- **Work to be completed**:
Pick out every line with the word "рублей" and copy it.

- **Data**:
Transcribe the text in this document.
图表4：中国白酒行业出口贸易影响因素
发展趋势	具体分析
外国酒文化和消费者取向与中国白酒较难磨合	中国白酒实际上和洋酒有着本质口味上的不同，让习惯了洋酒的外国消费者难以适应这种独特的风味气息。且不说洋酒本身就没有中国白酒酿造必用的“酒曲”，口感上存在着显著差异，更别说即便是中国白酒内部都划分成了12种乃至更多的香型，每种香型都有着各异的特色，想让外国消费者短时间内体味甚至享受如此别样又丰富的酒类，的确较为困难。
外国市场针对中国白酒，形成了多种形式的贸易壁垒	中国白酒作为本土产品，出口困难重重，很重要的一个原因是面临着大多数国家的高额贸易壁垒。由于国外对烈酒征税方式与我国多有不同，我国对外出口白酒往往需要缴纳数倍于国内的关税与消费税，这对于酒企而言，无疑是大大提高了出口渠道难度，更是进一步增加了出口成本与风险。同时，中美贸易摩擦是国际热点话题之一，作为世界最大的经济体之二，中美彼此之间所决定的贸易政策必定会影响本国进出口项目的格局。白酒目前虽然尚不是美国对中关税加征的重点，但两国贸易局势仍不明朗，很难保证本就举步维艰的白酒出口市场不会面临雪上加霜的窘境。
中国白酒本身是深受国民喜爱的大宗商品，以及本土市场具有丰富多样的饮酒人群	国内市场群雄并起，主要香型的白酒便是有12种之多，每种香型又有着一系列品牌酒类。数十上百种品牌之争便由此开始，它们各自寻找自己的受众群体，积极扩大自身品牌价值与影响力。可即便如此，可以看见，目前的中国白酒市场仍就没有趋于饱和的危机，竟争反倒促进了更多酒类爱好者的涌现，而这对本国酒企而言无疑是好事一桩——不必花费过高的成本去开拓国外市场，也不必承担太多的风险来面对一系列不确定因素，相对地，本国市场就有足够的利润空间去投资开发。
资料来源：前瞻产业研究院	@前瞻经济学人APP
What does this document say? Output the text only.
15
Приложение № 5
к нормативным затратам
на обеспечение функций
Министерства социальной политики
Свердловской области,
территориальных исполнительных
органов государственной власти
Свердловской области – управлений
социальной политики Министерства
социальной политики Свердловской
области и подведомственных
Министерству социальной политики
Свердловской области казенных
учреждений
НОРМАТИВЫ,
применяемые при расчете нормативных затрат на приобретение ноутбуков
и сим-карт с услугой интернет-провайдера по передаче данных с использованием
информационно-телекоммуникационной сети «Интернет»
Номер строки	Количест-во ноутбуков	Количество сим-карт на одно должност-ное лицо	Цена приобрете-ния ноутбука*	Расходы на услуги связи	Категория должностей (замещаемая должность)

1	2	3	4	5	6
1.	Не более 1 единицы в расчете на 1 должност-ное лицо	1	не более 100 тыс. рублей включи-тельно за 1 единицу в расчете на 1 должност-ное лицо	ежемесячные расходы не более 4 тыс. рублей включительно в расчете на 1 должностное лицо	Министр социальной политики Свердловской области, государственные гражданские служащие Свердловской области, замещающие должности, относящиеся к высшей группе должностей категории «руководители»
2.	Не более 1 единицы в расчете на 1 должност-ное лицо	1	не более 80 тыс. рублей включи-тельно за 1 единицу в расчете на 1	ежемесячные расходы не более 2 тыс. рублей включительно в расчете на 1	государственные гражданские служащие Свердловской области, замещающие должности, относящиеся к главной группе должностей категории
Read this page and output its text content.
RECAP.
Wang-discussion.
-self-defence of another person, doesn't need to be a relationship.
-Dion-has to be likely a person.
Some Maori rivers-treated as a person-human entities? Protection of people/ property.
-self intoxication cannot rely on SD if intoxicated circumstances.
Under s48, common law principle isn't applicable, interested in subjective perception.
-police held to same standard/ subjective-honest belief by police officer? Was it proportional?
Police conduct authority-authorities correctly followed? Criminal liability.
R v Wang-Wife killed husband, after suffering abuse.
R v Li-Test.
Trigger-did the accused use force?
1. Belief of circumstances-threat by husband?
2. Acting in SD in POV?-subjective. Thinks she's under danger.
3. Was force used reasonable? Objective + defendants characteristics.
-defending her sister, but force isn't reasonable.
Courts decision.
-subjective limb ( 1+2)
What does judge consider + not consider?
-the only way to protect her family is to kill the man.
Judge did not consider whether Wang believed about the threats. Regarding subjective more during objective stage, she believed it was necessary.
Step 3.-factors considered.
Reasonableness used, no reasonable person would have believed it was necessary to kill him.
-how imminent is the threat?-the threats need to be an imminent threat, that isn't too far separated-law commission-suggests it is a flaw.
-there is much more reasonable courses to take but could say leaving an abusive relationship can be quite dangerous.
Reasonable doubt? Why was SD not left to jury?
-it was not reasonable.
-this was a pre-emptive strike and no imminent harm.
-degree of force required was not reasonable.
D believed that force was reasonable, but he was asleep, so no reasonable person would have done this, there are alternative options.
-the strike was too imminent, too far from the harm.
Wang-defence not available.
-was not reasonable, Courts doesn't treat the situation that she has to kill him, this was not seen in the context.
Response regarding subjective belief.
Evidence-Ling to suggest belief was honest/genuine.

- **Exercise result**:
1.	Не более 1 единицы в расчете на 1 должност-ное лицо	1	не более 100 тыс. рублей включи-тельно за 1 единицу в расчете на 1 должност-ное лицо	ежемесячные расходы не более 4 тыс. рублей включительно в расчете на 1 должностное лицо	Министр социальной политики Свердловской области, государственные гражданские служащие Свердловской области, замещающие должности, относящиеся к высшей группе должностей категории «руководители»
2.	Не более 1 единицы в расчете на 1 должност-ное лицо	1	не более 80 тыс. рублей включи-тельно за 1 единицу в расчете на 1	ежемесячные расходы не более 2 тыс. рублей включительно в расчете на 1	государственные гражданские служащие Свердловской области, замещающие должности, относящиеся к главной группе должностей категории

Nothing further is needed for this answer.